Everything in the data should be repeated exactly, save for the images.

— Start of Extracted material —

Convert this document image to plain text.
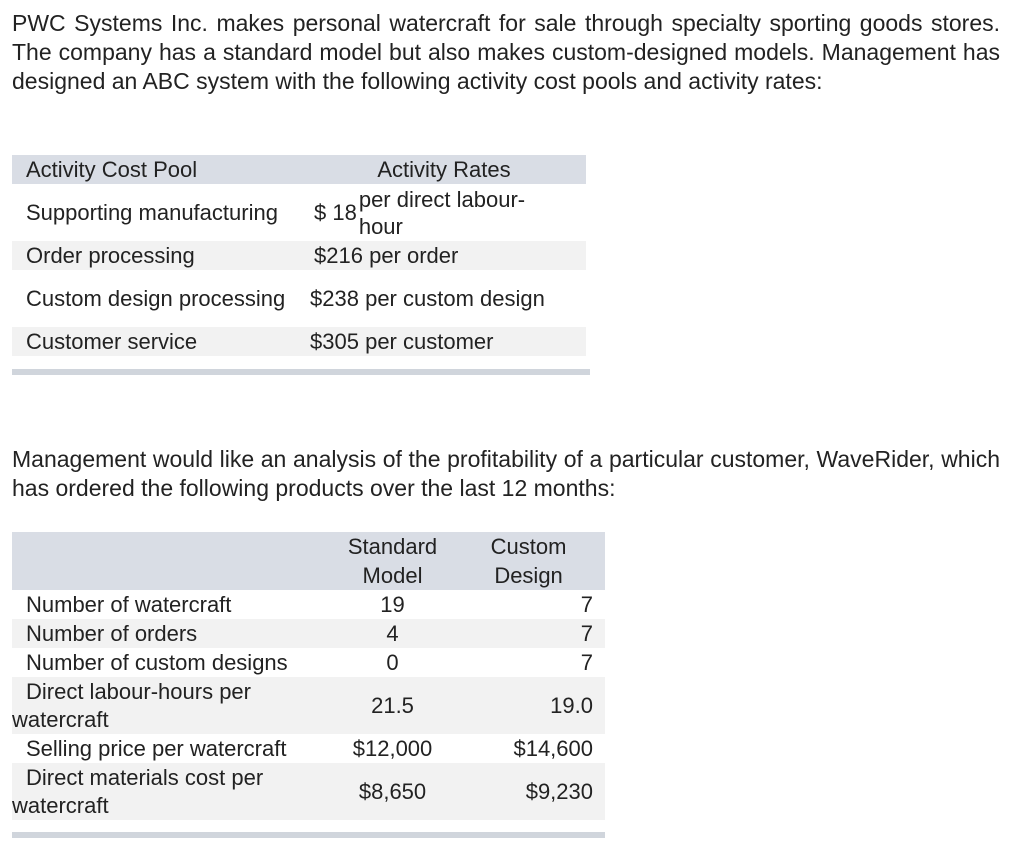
PWC Systems Inc. makes personal watercraft for sale through specialty sporting goods stores. The company has a standard model but also makes custom-designed models. Management has designed an ABC system with the following activity cost pools and activity rates:

Activity Cost Pool	Activity Rates

Supporting manufacturing	$ 18
per direct labour-hour

Order processing	$216
per order

Custom design processing	$238
per custom design

Customer service	$305
per customer

Management would like an analysis of the profitability of a particular customer, WaveRider, which has ordered the following products over the last 12 months:

	Standard Model	Custom Design

Number of watercraft	19	7

Number of orders	4	7

Number of custom designs	0	7

Direct labour-hours per watercraft	21.5	19.0

Selling price per watercraft	$12,000	$14,600

Direct materials cost per watercraft	$8,650	$9,230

— End of Extracted material —

*Answer to the exercise*
Convert this document image to plain text.
PWC Systems Inc. makes personal watercraft for sale through specialty sporting goods stores. The company has a standard model but also makes custom-designed models. Management has designed an ABC system with the following activity cost pools and activity rates:

Activity Cost Pool	Activity Rates

Supporting manufacturing	$ 18
per direct labour-hour

Order processing	$216
per order

Custom design processing	$238
per custom design

Customer service	$305
per customer

Management would like an analysis of the profitability of a particular customer, WaveRider, which has ordered the following products over the last 12 months:

	Standard Model	Custom Design

Number of watercraft	19	7

Number of orders	4	7

Number of custom designs	0	7

Direct labour-hours per watercraft	21.5	19.0

Selling price per watercraft	$12,000	$14,600

Direct materials cost per watercraft	$8,650	$9,230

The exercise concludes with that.